# [What you have to do]
Report the number of lines in these entries that contain "JSON". Write only the number.

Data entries
+ + + +

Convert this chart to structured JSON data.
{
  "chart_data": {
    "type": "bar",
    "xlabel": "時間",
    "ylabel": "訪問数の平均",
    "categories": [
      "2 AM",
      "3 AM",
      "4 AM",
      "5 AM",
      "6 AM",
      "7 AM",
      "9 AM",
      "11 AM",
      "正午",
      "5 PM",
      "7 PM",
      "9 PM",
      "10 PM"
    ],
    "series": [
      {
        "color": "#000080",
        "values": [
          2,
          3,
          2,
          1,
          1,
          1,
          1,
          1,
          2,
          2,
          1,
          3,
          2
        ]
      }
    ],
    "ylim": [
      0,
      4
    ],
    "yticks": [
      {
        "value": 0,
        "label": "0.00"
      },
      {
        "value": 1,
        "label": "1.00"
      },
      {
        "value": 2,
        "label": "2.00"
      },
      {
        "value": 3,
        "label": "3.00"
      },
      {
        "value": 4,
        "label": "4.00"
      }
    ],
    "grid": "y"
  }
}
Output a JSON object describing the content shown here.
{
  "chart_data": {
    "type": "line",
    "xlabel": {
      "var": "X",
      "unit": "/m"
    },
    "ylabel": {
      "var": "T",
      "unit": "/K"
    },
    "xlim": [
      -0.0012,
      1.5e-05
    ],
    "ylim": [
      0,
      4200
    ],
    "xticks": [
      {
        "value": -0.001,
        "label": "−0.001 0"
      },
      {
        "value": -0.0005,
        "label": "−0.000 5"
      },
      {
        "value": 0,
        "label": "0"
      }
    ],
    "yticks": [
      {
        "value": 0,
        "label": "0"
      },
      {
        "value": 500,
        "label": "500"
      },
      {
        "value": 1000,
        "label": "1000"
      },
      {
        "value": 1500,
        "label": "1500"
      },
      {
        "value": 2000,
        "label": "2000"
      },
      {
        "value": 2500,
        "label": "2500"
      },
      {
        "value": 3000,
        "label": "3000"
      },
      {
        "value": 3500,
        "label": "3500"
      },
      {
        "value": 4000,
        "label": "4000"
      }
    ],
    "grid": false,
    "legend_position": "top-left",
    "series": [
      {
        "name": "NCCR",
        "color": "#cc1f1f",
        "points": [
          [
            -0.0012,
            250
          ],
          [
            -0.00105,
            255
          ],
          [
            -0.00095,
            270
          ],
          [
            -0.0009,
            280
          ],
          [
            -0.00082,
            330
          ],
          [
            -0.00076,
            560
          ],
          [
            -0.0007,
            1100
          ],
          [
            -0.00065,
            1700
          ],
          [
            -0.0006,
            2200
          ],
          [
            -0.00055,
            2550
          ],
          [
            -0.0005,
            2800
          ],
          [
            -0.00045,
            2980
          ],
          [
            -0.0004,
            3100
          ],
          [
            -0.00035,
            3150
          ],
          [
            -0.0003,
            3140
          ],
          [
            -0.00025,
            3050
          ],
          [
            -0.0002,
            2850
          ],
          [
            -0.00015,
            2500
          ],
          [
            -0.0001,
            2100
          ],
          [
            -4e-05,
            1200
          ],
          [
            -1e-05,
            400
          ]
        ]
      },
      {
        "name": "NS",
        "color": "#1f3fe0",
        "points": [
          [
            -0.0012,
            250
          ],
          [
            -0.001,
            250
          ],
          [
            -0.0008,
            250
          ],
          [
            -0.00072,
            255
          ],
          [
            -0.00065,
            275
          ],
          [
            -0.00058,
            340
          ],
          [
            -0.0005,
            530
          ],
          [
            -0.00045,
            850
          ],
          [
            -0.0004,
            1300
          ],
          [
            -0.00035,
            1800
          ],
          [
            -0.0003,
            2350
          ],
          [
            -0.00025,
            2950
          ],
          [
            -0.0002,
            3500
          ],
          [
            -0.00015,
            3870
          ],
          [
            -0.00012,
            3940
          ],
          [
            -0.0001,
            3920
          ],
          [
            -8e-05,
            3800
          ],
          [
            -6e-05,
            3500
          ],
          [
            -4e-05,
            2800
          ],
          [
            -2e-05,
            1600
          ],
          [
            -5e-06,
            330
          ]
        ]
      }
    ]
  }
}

+ + + +

# [Worked answer]
2